## [Exercise]
The whole listing below is to be repeated without alteration.

## [Given records]
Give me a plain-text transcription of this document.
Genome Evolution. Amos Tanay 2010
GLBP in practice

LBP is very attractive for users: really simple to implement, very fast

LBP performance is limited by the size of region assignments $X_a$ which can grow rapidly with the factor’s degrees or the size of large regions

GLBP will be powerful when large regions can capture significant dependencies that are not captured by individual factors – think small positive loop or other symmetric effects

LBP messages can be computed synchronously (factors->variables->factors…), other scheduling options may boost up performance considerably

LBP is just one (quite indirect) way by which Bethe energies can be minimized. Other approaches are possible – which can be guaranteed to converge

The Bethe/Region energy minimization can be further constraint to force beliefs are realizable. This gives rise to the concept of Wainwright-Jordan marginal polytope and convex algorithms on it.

## [Task answer]
Give me a plain-text transcription of this document.
Genome Evolution. Amos Tanay 2010
GLBP in practice

LBP is very attractive for users: really simple to implement, very fast

LBP performance is limited by the size of region assignments $X_a$ which can grow rapidly with the factor’s degrees or the size of large regions

GLBP will be powerful when large regions can capture significant dependencies that are not captured by individual factors – think small positive loop or other symmetric effects

LBP messages can be computed synchronously (factors->variables->factors…), other scheduling options may boost up performance considerably

LBP is just one (quite indirect) way by which Bethe energies can be minimized. Other approaches are possible – which can be guaranteed to converge

The Bethe/Region energy minimization can be further constraint to force beliefs are realizable. This gives rise to the concept of Wainwright-Jordan marginal polytope and convex algorithms on it.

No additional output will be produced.